## PROBLEM STATEMENT
Write out every entry exactly as given, but omit the pictures.

[Saved entries]
________________________

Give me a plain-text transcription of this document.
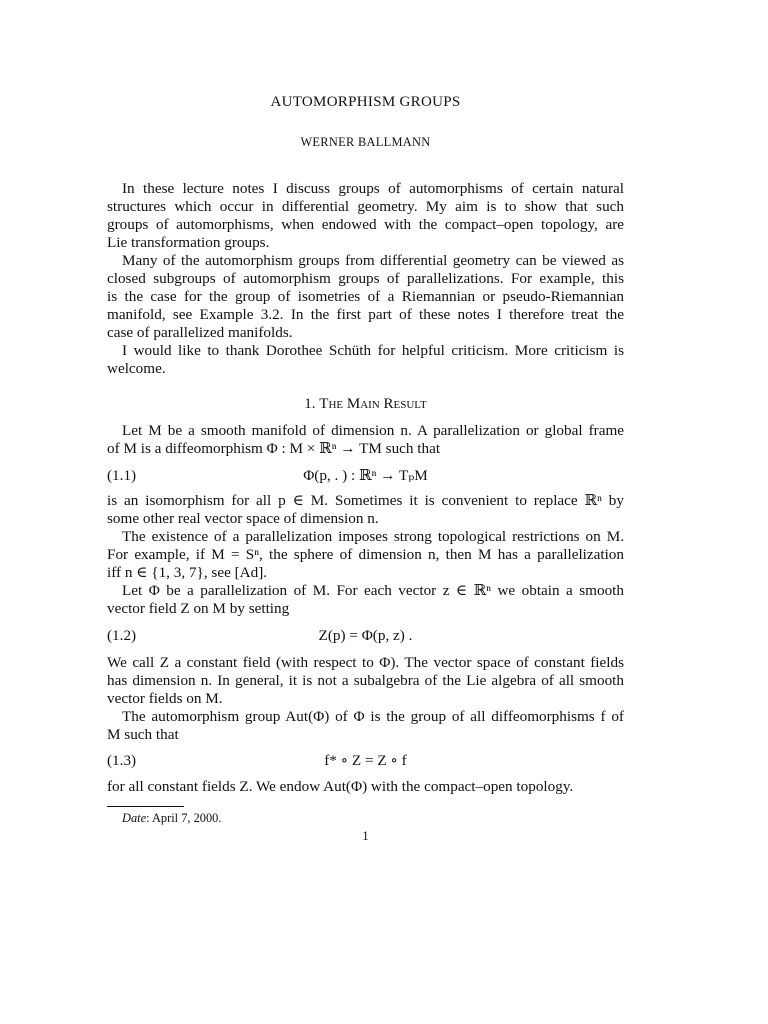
AUTOMORPHISM GROUPS
WERNER BALLMANN
In these lecture notes I discuss groups of automorphisms of certain natural
structures which occur in differential geometry. My aim is to show that such
groups of automorphisms, when endowed with the compact–open topology, are
Lie transformation groups.
Many of the automorphism groups from differential geometry can be viewed as
closed subgroups of automorphism groups of parallelizations. For example, this
is the case for the group of isometries of a Riemannian or pseudo-Riemannian
manifold, see Example 3.2. In the first part of these notes I therefore treat the
case of parallelized manifolds.
I would like to thank Dorothee Schüth for helpful criticism. More criticism is
welcome.
1. The Main Result
Let M be a smooth manifold of dimension n. A parallelization or global frame
of M is a diffeomorphism Φ : M × ℝⁿ → TM such that
(1.1)	Φ(p, . ) : ℝⁿ → TₚM
is an isomorphism for all p ∈ M. Sometimes it is convenient to replace ℝⁿ by
some other real vector space of dimension n.
The existence of a parallelization imposes strong topological restrictions on M.
For example, if M = Sⁿ, the sphere of dimension n, then M has a parallelization
iff n ∈ {1, 3, 7}, see [Ad].
Let Φ be a parallelization of M. For each vector z ∈ ℝⁿ we obtain a smooth
vector field Z on M by setting
(1.2)	Z(p) = Φ(p, z) .
We call Z a constant field (with respect to Φ). The vector space of constant fields
has dimension n. In general, it is not a subalgebra of the Lie algebra of all smooth
vector fields on M.
The automorphism group Aut(Φ) of Φ is the group of all diffeomorphisms f of
M such that
(1.3)	f* ∘ Z = Z ∘ f
for all constant fields Z. We endow Aut(Φ) with the compact–open topology.
Date: April 7, 2000.
1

________________________

## ANSWER
Give me a plain-text transcription of this document.
AUTOMORPHISM GROUPS
WERNER BALLMANN
In these lecture notes I discuss groups of automorphisms of certain natural
structures which occur in differential geometry. My aim is to show that such
groups of automorphisms, when endowed with the compact–open topology, are
Lie transformation groups.
Many of the automorphism groups from differential geometry can be viewed as
closed subgroups of automorphism groups of parallelizations. For example, this
is the case for the group of isometries of a Riemannian or pseudo-Riemannian
manifold, see Example 3.2. In the first part of these notes I therefore treat the
case of parallelized manifolds.
I would like to thank Dorothee Schüth for helpful criticism. More criticism is
welcome.
1. The Main Result
Let M be a smooth manifold of dimension n. A parallelization or global frame
of M is a diffeomorphism Φ : M × ℝⁿ → TM such that
(1.1)	Φ(p, . ) : ℝⁿ → TₚM
is an isomorphism for all p ∈ M. Sometimes it is convenient to replace ℝⁿ by
some other real vector space of dimension n.
The existence of a parallelization imposes strong topological restrictions on M.
For example, if M = Sⁿ, the sphere of dimension n, then M has a parallelization
iff n ∈ {1, 3, 7}, see [Ad].
Let Φ be a parallelization of M. For each vector z ∈ ℝⁿ we obtain a smooth
vector field Z on M by setting
(1.2)	Z(p) = Φ(p, z) .
We call Z a constant field (with respect to Φ). The vector space of constant fields
has dimension n. In general, it is not a subalgebra of the Lie algebra of all smooth
vector fields on M.
The automorphism group Aut(Φ) of Φ is the group of all diffeomorphisms f of
M such that
(1.3)	f* ∘ Z = Z ∘ f
for all constant fields Z. We endow Aut(Φ) with the compact–open topology.
Date: April 7, 2000.
1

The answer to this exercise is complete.